▶ **TASK INSTRUCTIONS**
Please say how many lines in the records below contain the word "ylabel", giving only the number.

*** Opening RECORD EXTRACTS ***

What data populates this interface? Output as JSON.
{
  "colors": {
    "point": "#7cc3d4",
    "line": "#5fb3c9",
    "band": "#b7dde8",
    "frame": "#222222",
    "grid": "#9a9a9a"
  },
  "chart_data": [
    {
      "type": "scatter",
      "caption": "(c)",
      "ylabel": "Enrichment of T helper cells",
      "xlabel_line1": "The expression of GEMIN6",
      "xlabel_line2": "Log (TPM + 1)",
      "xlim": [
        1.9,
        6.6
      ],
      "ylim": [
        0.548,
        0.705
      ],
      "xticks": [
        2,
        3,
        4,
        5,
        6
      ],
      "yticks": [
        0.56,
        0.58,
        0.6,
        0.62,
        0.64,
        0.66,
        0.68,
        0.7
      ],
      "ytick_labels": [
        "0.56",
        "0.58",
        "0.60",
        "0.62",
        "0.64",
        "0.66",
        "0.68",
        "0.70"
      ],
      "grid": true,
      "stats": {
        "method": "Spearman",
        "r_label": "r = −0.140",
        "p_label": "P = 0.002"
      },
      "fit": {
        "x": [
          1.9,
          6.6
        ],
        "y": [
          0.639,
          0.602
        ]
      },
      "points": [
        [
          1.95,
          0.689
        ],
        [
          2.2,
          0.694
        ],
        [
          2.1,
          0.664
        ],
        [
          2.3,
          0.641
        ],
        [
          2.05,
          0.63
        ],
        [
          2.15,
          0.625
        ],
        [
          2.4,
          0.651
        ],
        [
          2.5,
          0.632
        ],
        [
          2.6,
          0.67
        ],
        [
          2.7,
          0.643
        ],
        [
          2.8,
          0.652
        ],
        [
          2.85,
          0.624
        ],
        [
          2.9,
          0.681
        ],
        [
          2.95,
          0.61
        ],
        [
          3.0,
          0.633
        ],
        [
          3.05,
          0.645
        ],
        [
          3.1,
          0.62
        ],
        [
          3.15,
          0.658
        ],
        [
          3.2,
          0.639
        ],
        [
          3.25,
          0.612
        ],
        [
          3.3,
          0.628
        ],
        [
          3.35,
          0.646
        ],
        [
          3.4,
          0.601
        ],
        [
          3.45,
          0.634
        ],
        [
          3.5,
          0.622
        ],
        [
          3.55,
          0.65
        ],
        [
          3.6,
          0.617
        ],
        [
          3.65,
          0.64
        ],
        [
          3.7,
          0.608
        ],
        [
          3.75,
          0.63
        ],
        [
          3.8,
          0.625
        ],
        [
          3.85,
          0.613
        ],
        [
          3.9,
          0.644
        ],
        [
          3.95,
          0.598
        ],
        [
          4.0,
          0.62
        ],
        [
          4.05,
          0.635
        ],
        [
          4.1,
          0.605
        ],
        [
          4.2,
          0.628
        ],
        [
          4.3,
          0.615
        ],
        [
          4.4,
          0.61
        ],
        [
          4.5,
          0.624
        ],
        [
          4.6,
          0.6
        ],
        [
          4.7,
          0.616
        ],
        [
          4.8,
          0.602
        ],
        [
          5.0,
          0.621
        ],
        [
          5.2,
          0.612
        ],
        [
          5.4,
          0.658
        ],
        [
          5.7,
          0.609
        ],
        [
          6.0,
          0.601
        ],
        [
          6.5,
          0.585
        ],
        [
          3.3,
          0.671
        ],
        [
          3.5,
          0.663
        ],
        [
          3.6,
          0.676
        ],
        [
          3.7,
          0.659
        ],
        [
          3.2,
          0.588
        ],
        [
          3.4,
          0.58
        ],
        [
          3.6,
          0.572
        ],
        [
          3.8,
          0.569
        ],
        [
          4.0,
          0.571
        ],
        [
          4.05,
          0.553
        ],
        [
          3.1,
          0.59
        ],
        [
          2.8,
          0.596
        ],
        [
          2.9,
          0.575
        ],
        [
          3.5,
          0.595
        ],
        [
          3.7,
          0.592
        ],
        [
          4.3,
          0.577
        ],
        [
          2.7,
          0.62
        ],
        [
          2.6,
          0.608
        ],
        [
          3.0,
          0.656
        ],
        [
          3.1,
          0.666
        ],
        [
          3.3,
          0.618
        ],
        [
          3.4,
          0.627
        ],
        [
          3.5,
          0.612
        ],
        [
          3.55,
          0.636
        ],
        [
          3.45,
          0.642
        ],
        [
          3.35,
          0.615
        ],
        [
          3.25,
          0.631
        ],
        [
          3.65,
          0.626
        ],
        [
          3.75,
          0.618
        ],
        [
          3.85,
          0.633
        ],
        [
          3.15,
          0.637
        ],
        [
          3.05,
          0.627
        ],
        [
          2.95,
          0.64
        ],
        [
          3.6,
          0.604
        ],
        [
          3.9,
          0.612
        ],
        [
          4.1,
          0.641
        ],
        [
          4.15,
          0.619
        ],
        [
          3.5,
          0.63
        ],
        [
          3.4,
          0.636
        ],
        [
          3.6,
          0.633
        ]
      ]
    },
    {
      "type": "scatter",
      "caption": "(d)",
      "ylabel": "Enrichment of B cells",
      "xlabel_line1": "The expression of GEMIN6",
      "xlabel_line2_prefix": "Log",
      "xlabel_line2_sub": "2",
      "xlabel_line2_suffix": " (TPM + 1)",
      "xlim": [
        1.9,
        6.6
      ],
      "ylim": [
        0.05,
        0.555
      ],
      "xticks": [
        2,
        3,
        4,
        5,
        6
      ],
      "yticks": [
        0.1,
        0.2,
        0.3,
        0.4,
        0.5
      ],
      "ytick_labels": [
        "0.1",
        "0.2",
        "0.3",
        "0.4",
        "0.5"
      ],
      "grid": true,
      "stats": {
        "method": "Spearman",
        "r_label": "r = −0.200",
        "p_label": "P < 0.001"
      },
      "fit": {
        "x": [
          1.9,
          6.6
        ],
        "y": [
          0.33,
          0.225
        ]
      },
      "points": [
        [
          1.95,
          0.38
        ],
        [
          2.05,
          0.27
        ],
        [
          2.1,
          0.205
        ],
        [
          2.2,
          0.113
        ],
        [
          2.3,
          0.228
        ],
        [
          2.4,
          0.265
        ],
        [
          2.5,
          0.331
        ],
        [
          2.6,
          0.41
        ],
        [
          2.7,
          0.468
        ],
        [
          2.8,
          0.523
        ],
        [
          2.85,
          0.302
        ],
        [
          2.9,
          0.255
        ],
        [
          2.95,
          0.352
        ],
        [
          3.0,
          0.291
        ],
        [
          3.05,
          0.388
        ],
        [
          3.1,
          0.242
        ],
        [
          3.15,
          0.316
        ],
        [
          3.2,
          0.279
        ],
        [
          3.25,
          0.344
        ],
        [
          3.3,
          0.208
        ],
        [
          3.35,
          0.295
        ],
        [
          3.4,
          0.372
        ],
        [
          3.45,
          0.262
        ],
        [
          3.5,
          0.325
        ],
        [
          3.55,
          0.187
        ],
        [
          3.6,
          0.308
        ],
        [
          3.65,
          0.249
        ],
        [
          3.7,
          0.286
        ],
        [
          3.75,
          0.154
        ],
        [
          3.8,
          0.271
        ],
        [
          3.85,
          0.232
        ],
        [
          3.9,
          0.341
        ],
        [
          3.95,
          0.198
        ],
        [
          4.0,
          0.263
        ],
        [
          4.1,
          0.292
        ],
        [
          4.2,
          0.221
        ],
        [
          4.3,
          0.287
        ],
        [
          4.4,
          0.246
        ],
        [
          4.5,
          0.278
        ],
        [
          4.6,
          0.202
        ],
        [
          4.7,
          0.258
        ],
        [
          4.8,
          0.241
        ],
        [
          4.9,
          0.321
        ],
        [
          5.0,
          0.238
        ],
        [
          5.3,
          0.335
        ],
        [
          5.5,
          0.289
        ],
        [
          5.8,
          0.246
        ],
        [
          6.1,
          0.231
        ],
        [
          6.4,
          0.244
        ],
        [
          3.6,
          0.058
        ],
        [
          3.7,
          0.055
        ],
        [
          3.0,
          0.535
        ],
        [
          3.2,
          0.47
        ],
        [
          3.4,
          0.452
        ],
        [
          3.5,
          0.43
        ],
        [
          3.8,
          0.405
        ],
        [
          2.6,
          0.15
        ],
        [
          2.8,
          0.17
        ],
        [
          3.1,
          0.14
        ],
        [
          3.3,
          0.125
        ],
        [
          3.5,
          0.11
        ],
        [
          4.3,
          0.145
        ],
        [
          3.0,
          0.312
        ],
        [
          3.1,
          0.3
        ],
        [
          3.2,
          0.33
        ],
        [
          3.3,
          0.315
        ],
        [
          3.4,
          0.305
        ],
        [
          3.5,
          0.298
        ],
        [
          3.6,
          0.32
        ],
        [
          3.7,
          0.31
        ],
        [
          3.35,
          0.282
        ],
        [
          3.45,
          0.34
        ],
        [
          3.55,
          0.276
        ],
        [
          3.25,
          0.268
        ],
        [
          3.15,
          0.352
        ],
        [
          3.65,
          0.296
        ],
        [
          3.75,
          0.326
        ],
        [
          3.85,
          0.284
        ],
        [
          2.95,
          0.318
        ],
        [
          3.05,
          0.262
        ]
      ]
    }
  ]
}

*** Closing RECORD EXTRACTS ***

▶ **OUTPUT OF THE EXERCISE**
2